+++ Material shown

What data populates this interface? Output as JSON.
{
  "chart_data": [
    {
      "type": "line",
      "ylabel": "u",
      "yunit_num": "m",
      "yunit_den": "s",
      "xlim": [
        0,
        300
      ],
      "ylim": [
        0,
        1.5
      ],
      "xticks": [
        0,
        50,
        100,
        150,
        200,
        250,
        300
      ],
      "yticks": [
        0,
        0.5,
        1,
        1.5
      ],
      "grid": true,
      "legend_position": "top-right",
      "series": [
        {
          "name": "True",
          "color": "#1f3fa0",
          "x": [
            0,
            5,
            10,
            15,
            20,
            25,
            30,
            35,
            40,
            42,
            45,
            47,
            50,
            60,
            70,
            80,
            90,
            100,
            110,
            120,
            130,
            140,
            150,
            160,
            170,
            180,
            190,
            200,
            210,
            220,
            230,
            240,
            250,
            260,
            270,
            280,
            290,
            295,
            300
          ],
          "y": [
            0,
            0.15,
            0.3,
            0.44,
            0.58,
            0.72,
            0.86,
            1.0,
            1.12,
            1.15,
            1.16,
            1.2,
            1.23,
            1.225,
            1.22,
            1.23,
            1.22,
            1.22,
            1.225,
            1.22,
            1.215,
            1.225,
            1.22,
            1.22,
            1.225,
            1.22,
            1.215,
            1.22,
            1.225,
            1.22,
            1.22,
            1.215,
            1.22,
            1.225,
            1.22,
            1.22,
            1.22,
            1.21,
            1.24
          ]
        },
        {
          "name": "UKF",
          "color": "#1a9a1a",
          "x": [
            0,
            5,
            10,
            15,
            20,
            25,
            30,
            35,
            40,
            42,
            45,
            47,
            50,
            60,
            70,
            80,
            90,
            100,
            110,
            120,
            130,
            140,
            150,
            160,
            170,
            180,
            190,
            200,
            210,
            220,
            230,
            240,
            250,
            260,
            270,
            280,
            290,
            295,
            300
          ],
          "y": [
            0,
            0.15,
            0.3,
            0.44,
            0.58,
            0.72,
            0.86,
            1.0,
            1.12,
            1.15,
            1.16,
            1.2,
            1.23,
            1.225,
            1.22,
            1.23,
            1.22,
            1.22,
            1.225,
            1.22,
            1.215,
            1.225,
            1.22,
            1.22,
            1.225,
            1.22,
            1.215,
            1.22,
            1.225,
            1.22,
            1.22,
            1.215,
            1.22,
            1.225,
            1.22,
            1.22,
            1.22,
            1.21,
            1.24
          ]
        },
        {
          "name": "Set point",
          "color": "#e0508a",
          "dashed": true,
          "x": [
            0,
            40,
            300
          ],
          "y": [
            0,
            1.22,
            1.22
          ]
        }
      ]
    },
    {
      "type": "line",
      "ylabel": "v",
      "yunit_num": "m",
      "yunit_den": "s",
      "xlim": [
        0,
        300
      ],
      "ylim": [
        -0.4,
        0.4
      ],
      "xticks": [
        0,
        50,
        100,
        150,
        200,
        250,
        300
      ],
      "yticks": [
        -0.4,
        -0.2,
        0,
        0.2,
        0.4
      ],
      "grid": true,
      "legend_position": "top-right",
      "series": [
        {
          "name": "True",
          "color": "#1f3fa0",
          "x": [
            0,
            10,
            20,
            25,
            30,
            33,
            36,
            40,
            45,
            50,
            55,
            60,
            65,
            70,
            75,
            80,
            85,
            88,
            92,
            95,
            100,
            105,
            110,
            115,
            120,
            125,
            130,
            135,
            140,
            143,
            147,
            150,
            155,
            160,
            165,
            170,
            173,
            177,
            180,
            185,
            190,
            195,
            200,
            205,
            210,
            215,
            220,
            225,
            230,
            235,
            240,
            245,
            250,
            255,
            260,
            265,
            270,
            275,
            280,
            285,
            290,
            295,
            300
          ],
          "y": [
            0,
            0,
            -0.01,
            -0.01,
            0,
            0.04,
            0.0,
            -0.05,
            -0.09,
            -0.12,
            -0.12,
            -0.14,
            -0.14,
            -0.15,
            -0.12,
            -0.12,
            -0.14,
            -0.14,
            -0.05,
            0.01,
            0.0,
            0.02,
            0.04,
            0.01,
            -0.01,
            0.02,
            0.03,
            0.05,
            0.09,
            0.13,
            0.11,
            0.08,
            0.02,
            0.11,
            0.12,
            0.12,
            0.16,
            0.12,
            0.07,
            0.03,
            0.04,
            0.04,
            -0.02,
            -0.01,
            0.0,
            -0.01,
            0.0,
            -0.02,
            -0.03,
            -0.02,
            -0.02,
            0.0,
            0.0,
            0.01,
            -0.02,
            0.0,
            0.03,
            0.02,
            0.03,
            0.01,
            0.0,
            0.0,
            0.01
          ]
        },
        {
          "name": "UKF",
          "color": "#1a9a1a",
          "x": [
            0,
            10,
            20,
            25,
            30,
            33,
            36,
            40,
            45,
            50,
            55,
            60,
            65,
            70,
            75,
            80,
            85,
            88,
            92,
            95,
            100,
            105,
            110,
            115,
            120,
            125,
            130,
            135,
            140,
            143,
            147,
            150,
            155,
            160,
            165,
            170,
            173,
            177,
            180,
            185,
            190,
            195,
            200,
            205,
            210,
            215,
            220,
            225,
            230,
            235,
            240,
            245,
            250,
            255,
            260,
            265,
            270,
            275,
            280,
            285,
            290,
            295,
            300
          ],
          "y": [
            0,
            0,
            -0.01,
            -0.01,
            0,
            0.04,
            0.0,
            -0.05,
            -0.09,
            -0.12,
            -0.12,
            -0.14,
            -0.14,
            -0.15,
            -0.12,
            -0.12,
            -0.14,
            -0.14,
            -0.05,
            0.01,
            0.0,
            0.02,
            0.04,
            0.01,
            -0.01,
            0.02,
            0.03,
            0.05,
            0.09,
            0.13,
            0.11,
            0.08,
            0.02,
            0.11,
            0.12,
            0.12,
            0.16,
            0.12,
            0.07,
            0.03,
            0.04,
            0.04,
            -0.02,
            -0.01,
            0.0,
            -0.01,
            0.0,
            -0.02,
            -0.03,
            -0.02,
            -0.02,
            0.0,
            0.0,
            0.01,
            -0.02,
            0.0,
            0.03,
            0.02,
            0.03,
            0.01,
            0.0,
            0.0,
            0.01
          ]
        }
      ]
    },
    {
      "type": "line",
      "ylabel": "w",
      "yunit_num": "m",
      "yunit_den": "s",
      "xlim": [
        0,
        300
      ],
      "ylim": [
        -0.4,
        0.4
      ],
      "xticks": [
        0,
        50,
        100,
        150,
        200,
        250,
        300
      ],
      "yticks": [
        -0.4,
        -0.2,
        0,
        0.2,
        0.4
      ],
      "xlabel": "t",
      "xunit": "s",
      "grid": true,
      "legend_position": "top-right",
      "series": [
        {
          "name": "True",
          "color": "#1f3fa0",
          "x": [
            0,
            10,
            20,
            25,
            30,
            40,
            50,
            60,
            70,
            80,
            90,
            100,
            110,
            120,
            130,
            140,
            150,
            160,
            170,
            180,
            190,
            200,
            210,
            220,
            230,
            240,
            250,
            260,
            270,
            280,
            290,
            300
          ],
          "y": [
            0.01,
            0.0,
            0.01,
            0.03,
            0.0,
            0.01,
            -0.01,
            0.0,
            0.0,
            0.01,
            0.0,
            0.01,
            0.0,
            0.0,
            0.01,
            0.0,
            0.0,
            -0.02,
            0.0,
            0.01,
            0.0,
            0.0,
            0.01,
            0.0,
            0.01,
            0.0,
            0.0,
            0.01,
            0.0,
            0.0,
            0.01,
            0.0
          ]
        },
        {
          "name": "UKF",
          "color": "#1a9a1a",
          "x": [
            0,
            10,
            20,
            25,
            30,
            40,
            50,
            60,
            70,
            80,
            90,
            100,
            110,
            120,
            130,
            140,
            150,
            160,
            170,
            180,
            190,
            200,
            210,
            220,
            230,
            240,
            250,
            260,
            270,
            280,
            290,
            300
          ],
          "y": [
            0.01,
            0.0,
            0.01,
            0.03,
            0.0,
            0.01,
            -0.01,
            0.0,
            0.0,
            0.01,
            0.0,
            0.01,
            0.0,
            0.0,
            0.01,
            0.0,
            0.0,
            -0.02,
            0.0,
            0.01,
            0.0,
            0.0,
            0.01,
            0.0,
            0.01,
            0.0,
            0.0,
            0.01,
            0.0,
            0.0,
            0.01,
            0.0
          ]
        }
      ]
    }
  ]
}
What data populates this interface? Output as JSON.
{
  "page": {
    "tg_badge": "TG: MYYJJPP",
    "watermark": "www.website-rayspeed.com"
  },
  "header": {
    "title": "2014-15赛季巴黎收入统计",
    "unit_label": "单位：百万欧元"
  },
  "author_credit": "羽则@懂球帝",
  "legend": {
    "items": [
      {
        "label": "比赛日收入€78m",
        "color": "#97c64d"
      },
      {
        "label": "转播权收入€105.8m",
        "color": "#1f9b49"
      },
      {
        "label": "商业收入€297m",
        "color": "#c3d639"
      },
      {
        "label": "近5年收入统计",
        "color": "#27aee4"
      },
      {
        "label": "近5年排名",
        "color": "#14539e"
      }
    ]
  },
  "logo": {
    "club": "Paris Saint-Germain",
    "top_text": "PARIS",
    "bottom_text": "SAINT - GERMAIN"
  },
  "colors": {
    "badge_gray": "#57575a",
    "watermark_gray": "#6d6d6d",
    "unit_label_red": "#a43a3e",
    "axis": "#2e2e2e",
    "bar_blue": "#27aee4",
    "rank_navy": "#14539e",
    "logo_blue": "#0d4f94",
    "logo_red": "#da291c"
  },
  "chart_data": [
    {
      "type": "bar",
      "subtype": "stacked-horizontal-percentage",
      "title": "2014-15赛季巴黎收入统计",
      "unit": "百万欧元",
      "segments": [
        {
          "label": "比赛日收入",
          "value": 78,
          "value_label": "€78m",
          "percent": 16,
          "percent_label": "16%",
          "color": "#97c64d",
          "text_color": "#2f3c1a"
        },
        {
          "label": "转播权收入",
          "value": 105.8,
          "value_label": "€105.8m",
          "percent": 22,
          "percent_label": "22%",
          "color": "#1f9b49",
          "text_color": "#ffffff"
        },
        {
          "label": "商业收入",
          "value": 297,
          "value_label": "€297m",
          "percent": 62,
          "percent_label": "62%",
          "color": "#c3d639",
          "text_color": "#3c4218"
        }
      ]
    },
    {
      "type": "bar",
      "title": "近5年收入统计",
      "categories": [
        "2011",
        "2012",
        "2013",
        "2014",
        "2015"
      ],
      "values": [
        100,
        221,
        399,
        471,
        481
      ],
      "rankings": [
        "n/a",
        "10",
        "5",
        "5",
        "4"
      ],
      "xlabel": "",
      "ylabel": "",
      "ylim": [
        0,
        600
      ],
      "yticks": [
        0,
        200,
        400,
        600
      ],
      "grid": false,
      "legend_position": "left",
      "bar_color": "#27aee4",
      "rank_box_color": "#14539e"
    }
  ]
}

++++++

**Your objective:**
Among the lines of the material, find those that hold the word "title" and copy them.

**Complete response:**
    "title": "2014-15赛季巴黎收入统计",
      "title": "2014-15赛季巴黎收入统计",
      "title": "近5年收入统计",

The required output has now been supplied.